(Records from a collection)
----------------------------------------

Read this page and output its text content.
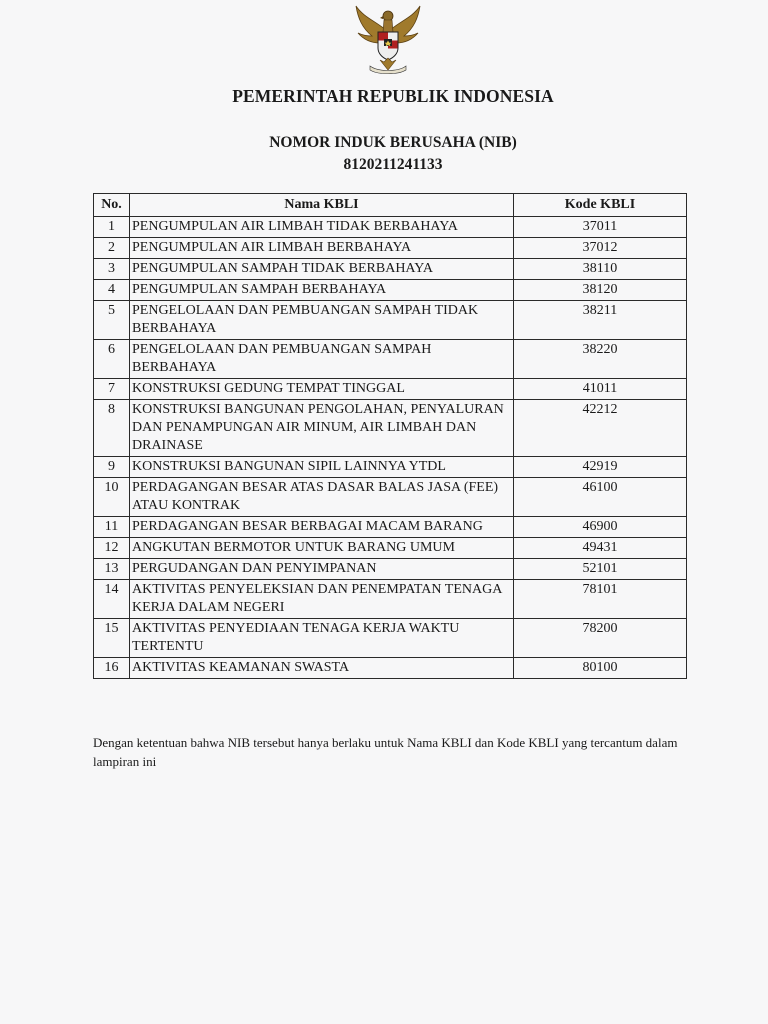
PEMERINTAH REPUBLIK INDONESIA
NOMOR INDUK BERUSAHA (NIB)
8120211241133
No.	Nama KBLI	Kode KBLI
1	PENGUMPULAN AIR LIMBAH TIDAK BERBAHAYA	37011
2	PENGUMPULAN AIR LIMBAH BERBAHAYA	37012
3	PENGUMPULAN SAMPAH TIDAK BERBAHAYA	38110
4	PENGUMPULAN SAMPAH BERBAHAYA	38120
5	PENGELOLAAN DAN PEMBUANGAN SAMPAH TIDAK BERBAHAYA	38211
6	PENGELOLAAN DAN PEMBUANGAN SAMPAH BERBAHAYA	38220
7	KONSTRUKSI GEDUNG TEMPAT TINGGAL	41011
8	KONSTRUKSI BANGUNAN PENGOLAHAN, PENYALURAN DAN PENAMPUNGAN AIR MINUM, AIR LIMBAH DAN DRAINASE	42212
9	KONSTRUKSI BANGUNAN SIPIL LAINNYA YTDL	42919
10	PERDAGANGAN BESAR ATAS DASAR BALAS JASA (FEE) ATAU KONTRAK	46100
11	PERDAGANGAN BESAR BERBAGAI MACAM BARANG	46900
12	ANGKUTAN BERMOTOR UNTUK BARANG UMUM	49431
13	PERGUDANGAN DAN PENYIMPANAN	52101
14	AKTIVITAS PENYELEKSIAN DAN PENEMPATAN TENAGA KERJA DALAM NEGERI	78101
15	AKTIVITAS PENYEDIAAN TENAGA KERJA WAKTU TERTENTU	78200
16	AKTIVITAS KEAMANAN SWASTA	80100
Dengan ketentuan bahwa NIB tersebut hanya berlaku untuk Nama KBLI dan Kode KBLI yang tercantum dalam lampiran ini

----------------------------------------

• Exercise prompt:
Leave the pictures out, and transcribe each of the records exactly.

• Solution to this problem:
Read this page and output its text content.
PEMERINTAH REPUBLIK INDONESIA
NOMOR INDUK BERUSAHA (NIB)
8120211241133
No.	Nama KBLI	Kode KBLI
1	PENGUMPULAN AIR LIMBAH TIDAK BERBAHAYA	37011
2	PENGUMPULAN AIR LIMBAH BERBAHAYA	37012
3	PENGUMPULAN SAMPAH TIDAK BERBAHAYA	38110
4	PENGUMPULAN SAMPAH BERBAHAYA	38120
5	PENGELOLAAN DAN PEMBUANGAN SAMPAH TIDAK BERBAHAYA	38211
6	PENGELOLAAN DAN PEMBUANGAN SAMPAH BERBAHAYA	38220
7	KONSTRUKSI GEDUNG TEMPAT TINGGAL	41011
8	KONSTRUKSI BANGUNAN PENGOLAHAN, PENYALURAN DAN PENAMPUNGAN AIR MINUM, AIR LIMBAH DAN DRAINASE	42212
9	KONSTRUKSI BANGUNAN SIPIL LAINNYA YTDL	42919
10	PERDAGANGAN BESAR ATAS DASAR BALAS JASA (FEE) ATAU KONTRAK	46100
11	PERDAGANGAN BESAR BERBAGAI MACAM BARANG	46900
12	ANGKUTAN BERMOTOR UNTUK BARANG UMUM	49431
13	PERGUDANGAN DAN PENYIMPANAN	52101
14	AKTIVITAS PENYELEKSIAN DAN PENEMPATAN TENAGA KERJA DALAM NEGERI	78101
15	AKTIVITAS PENYEDIAAN TENAGA KERJA WAKTU TERTENTU	78200
16	AKTIVITAS KEAMANAN SWASTA	80100
Dengan ketentuan bahwa NIB tersebut hanya berlaku untuk Nama KBLI dan Kode KBLI yang tercantum dalam lampiran ini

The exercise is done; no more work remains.